◆ **RECORDS SHOWN**
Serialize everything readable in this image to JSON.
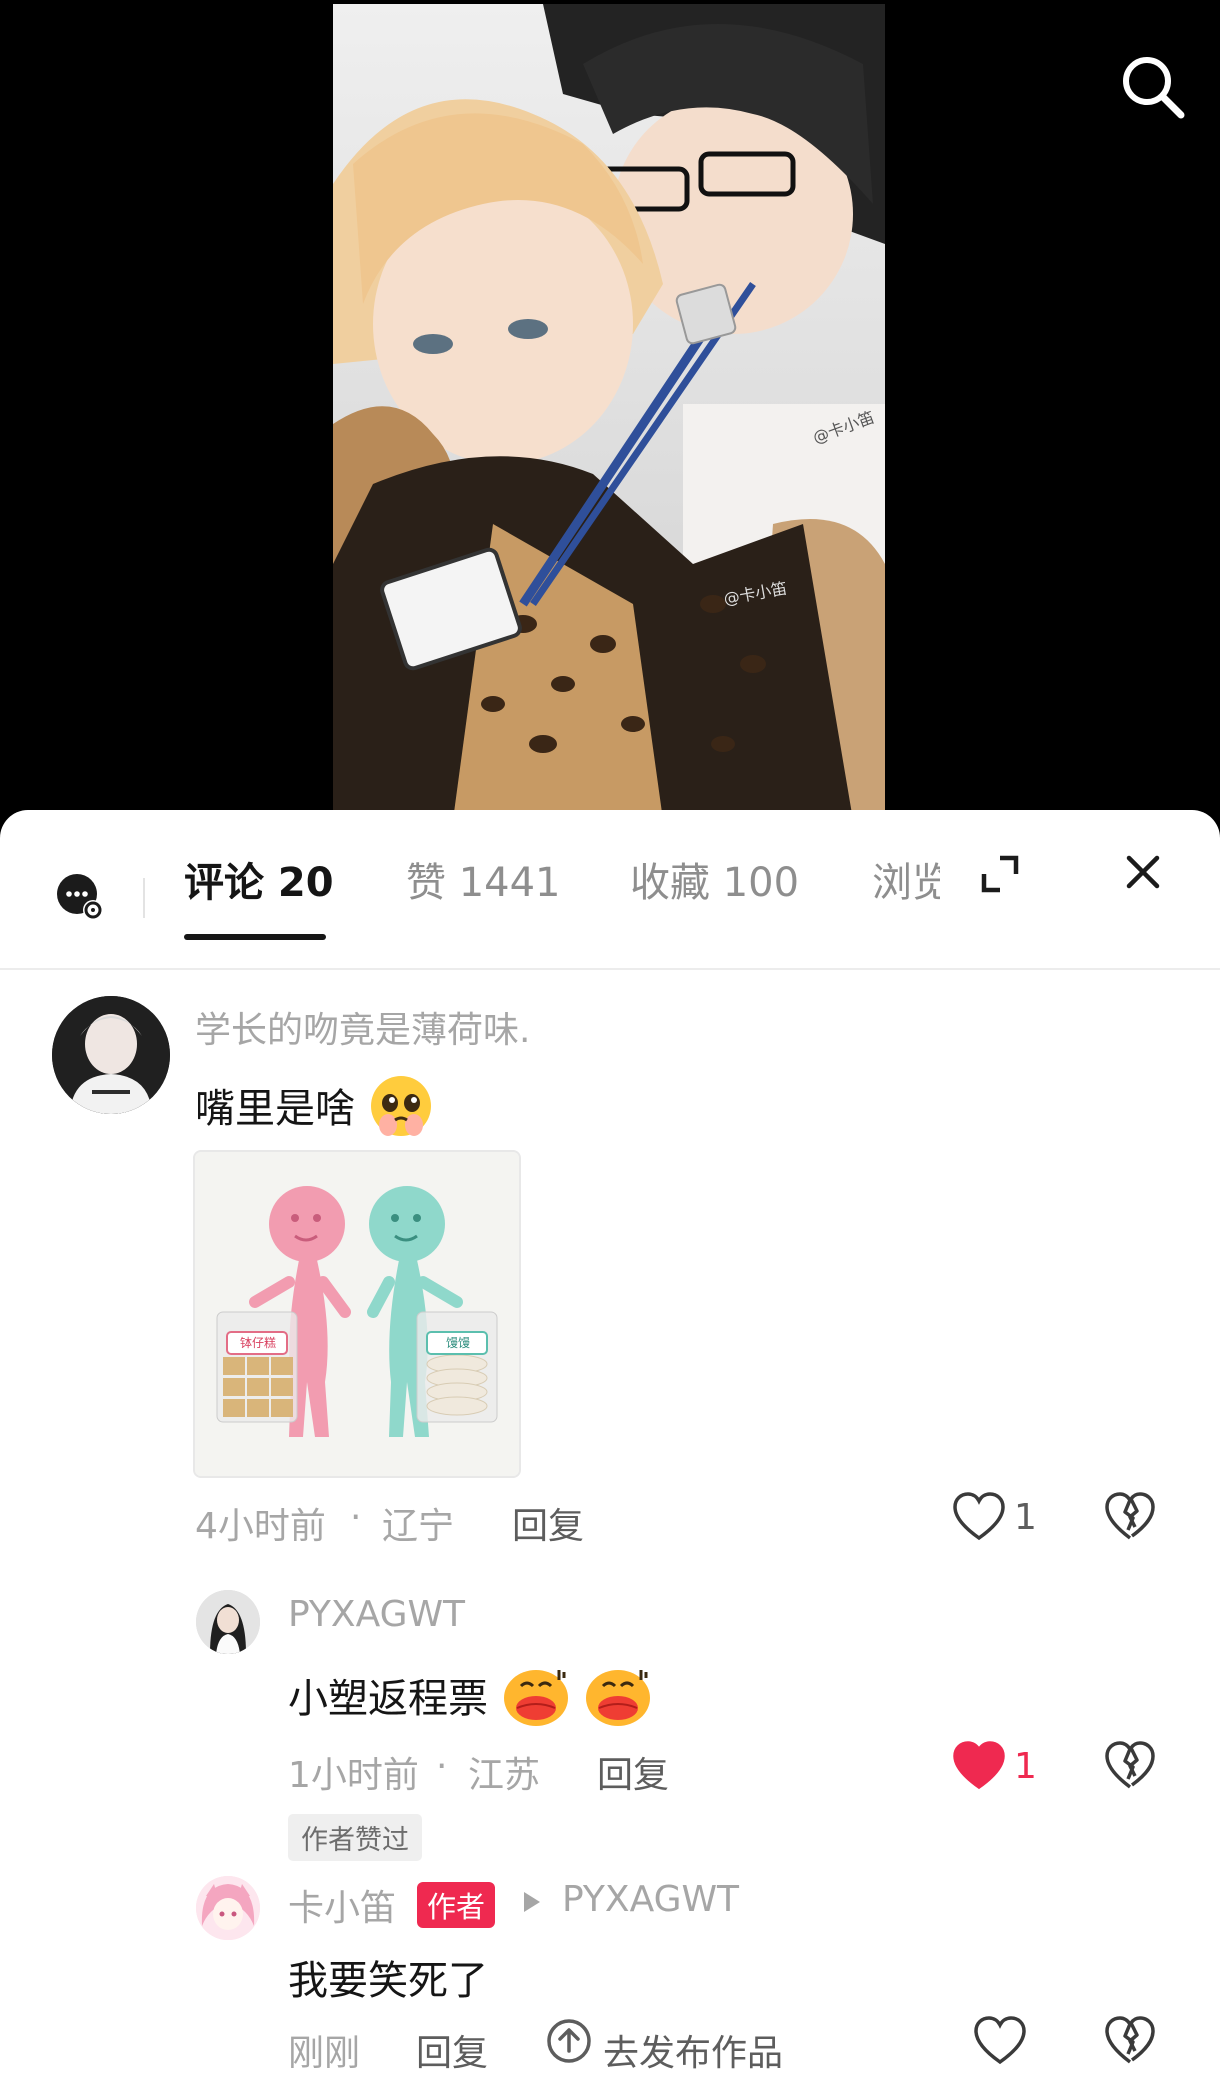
{
  "tabs": [
    {
      "label": "评论 20"
    },
    {
      "label": "赞 1441"
    },
    {
      "label": "收藏 100"
    },
    {
      "label": "浏览"
    }
  ],
  "watermarks": [
    "@卡小笛",
    "@卡小笛"
  ],
  "comments": [
    {
      "username": "学长的吻竟是薄荷味.",
      "text": "嘴里是啥",
      "image_labels": [
        "钵仔糕",
        "馒馒"
      ],
      "time": "4小时前",
      "location": "辽宁",
      "reply_label": "回复",
      "like_count": "1",
      "liked": false
    },
    {
      "username": "PYXAGWT",
      "text": "小塑返程票",
      "time": "1小时前",
      "location": "江苏",
      "reply_label": "回复",
      "like_count": "1",
      "liked": true,
      "author_liked_label": "作者赞过"
    },
    {
      "username": "卡小笛",
      "author_badge": "作者",
      "reply_to": "PYXAGWT",
      "text": "我要笑死了",
      "time": "刚刚",
      "reply_label": "回复",
      "publish_label": "去发布作品",
      "liked": false
    }
  ],
  "colors": {
    "like_red": "#ef2950",
    "author_badge": "#ef2950",
    "text": "#151515",
    "muted": "#a6a6a6"
  }
}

◆ **AIM**
Report all lines of the data above that include the string "username".

◆ **ANSWER TO THIS EXERCISE**
      "username": "学长的吻竟是薄荷味.",
      "username": "PYXAGWT",
      "username": "卡小笛",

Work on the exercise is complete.